## To do
Copy each line where the word "this" occurs.

## Input data
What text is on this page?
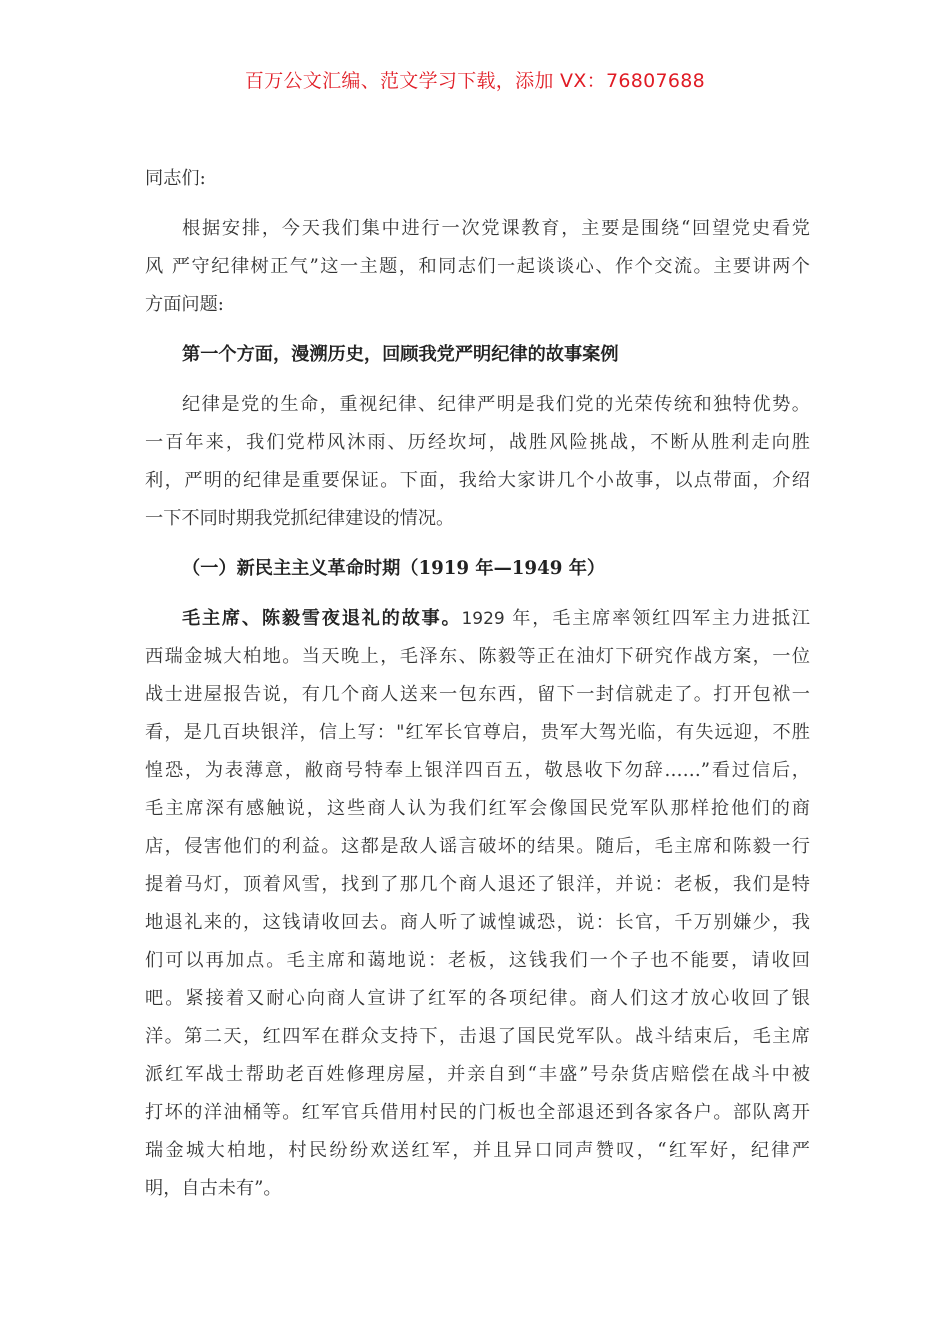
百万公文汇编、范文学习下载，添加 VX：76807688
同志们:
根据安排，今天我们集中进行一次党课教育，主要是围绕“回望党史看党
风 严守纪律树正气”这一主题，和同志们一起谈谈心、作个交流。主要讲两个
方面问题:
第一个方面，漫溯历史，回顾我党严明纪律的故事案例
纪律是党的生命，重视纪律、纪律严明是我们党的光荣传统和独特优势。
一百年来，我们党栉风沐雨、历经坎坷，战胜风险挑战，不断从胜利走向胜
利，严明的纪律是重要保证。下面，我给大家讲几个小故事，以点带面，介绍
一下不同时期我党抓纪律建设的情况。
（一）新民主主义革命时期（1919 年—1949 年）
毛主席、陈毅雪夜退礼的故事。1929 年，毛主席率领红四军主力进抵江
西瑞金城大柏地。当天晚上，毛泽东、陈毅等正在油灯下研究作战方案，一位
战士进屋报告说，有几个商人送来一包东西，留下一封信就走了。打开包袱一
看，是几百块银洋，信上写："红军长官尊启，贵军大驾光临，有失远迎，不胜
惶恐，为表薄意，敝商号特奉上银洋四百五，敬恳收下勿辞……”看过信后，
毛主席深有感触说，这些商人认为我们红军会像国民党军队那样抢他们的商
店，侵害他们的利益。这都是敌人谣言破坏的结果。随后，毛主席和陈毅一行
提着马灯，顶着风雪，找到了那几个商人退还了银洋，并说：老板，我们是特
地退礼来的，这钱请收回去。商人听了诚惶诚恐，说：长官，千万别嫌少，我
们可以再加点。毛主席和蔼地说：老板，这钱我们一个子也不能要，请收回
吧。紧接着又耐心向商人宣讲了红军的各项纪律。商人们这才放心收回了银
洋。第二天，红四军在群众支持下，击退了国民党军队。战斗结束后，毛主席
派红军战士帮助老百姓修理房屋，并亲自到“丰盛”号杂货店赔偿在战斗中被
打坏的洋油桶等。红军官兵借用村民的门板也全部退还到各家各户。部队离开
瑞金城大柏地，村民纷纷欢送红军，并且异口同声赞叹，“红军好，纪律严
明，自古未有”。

* * *

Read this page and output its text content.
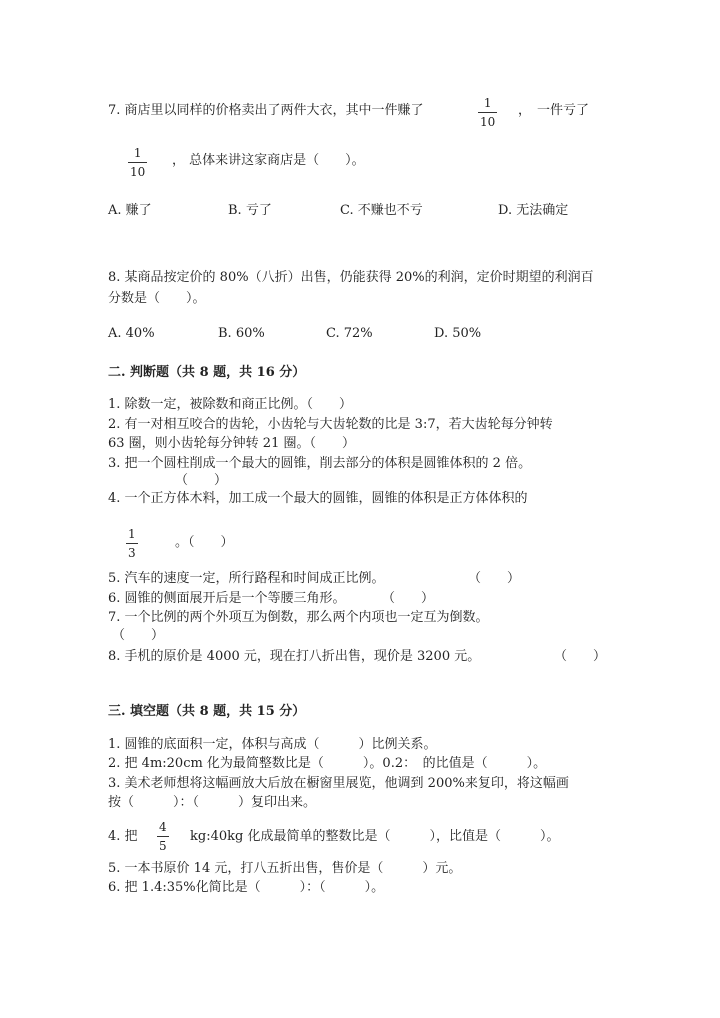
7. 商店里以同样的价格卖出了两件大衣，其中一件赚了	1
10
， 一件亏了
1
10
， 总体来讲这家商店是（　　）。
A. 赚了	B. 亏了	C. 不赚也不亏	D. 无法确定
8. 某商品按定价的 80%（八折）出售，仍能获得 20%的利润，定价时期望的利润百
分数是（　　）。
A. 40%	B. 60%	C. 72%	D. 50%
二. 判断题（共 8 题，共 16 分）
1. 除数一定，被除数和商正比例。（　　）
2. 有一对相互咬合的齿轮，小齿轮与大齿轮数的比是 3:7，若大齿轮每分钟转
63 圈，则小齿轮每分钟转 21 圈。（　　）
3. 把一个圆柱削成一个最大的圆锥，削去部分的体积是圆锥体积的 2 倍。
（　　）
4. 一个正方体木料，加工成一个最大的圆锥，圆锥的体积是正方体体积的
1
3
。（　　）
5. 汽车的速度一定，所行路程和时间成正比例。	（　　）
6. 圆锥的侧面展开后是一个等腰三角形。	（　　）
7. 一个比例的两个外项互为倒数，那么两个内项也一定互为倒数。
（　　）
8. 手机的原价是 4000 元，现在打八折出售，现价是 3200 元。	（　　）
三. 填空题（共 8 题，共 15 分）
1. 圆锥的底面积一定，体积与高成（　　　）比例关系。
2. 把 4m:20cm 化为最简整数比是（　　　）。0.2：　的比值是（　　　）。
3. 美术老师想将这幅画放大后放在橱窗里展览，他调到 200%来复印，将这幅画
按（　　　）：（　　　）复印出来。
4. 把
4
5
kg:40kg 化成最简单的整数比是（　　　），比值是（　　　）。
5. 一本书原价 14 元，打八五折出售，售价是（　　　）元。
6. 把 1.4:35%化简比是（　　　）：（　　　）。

## Completed task
What text is on this page?
Read this page and output its text content.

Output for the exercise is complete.